EXERCISE INSTRUCTIONS:
Go through the entries below and write each one out exactly.

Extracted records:
* START *
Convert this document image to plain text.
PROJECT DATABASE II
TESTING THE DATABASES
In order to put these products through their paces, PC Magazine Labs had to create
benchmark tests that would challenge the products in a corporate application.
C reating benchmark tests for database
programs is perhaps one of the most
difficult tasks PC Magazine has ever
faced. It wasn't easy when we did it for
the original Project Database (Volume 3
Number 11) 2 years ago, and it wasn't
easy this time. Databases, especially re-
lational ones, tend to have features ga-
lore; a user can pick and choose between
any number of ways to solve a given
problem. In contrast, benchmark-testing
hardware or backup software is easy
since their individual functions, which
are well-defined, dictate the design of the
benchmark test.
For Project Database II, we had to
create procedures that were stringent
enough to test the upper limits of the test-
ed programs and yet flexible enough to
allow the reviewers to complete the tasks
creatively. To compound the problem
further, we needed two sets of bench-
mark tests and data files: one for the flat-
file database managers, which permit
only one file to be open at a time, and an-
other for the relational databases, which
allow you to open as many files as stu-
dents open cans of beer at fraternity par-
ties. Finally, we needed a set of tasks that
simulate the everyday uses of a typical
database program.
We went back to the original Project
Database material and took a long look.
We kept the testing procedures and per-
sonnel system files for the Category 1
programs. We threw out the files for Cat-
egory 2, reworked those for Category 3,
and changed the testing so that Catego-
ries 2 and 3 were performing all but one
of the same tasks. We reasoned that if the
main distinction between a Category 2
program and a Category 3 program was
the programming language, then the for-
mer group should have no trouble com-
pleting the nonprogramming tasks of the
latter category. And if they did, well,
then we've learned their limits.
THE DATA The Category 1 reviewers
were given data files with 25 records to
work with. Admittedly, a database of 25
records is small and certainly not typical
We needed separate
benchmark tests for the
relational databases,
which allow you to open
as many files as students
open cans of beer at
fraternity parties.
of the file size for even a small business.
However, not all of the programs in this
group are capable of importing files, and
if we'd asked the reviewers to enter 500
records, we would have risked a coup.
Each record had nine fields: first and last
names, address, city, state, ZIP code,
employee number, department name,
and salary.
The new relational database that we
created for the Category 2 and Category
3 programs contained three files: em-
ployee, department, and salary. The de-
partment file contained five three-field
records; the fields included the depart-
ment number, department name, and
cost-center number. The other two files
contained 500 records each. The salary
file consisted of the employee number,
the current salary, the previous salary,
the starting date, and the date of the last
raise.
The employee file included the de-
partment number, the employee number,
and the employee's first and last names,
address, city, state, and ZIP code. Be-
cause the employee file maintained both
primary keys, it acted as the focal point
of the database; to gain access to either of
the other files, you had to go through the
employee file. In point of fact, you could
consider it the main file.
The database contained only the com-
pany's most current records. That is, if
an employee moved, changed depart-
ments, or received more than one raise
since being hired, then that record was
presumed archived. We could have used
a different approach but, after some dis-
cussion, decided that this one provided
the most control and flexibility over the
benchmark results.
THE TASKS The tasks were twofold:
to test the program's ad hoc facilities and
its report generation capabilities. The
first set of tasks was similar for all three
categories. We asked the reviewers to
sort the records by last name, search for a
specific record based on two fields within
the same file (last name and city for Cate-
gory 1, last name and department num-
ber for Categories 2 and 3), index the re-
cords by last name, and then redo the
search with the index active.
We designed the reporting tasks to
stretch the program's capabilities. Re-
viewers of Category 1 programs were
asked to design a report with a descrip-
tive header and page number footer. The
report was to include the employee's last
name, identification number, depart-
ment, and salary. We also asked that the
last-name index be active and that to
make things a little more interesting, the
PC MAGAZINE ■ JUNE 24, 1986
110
* END *
THE RESPONSE:
Convert this document image to plain text.
PROJECT DATABASE II
TESTING THE DATABASES
In order to put these products through their paces, PC Magazine Labs had to create
benchmark tests that would challenge the products in a corporate application.
C reating benchmark tests for database
programs is perhaps one of the most
difficult tasks PC Magazine has ever
faced. It wasn't easy when we did it for
the original Project Database (Volume 3
Number 11) 2 years ago, and it wasn't
easy this time. Databases, especially re-
lational ones, tend to have features ga-
lore; a user can pick and choose between
any number of ways to solve a given
problem. In contrast, benchmark-testing
hardware or backup software is easy
since their individual functions, which
are well-defined, dictate the design of the
benchmark test.
For Project Database II, we had to
create procedures that were stringent
enough to test the upper limits of the test-
ed programs and yet flexible enough to
allow the reviewers to complete the tasks
creatively. To compound the problem
further, we needed two sets of bench-
mark tests and data files: one for the flat-
file database managers, which permit
only one file to be open at a time, and an-
other for the relational databases, which
allow you to open as many files as stu-
dents open cans of beer at fraternity par-
ties. Finally, we needed a set of tasks that
simulate the everyday uses of a typical
database program.
We went back to the original Project
Database material and took a long look.
We kept the testing procedures and per-
sonnel system files for the Category 1
programs. We threw out the files for Cat-
egory 2, reworked those for Category 3,
and changed the testing so that Catego-
ries 2 and 3 were performing all but one
of the same tasks. We reasoned that if the
main distinction between a Category 2
program and a Category 3 program was
the programming language, then the for-
mer group should have no trouble com-
pleting the nonprogramming tasks of the
latter category. And if they did, well,
then we've learned their limits.
THE DATA The Category 1 reviewers
were given data files with 25 records to
work with. Admittedly, a database of 25
records is small and certainly not typical
We needed separate
benchmark tests for the
relational databases,
which allow you to open
as many files as students
open cans of beer at
fraternity parties.
of the file size for even a small business.
However, not all of the programs in this
group are capable of importing files, and
if we'd asked the reviewers to enter 500
records, we would have risked a coup.
Each record had nine fields: first and last
names, address, city, state, ZIP code,
employee number, department name,
and salary.
The new relational database that we
created for the Category 2 and Category
3 programs contained three files: em-
ployee, department, and salary. The de-
partment file contained five three-field
records; the fields included the depart-
ment number, department name, and
cost-center number. The other two files
contained 500 records each. The salary
file consisted of the employee number,
the current salary, the previous salary,
the starting date, and the date of the last
raise.
The employee file included the de-
partment number, the employee number,
and the employee's first and last names,
address, city, state, and ZIP code. Be-
cause the employee file maintained both
primary keys, it acted as the focal point
of the database; to gain access to either of
the other files, you had to go through the
employee file. In point of fact, you could
consider it the main file.
The database contained only the com-
pany's most current records. That is, if
an employee moved, changed depart-
ments, or received more than one raise
since being hired, then that record was
presumed archived. We could have used
a different approach but, after some dis-
cussion, decided that this one provided
the most control and flexibility over the
benchmark results.
THE TASKS The tasks were twofold:
to test the program's ad hoc facilities and
its report generation capabilities. The
first set of tasks was similar for all three
categories. We asked the reviewers to
sort the records by last name, search for a
specific record based on two fields within
the same file (last name and city for Cate-
gory 1, last name and department num-
ber for Categories 2 and 3), index the re-
cords by last name, and then redo the
search with the index active.
We designed the reporting tasks to
stretch the program's capabilities. Re-
viewers of Category 1 programs were
asked to design a report with a descrip-
tive header and page number footer. The
report was to include the employee's last
name, identification number, depart-
ment, and salary. We also asked that the
last-name index be active and that to
make things a little more interesting, the
PC MAGAZINE ■ JUNE 24, 1986
110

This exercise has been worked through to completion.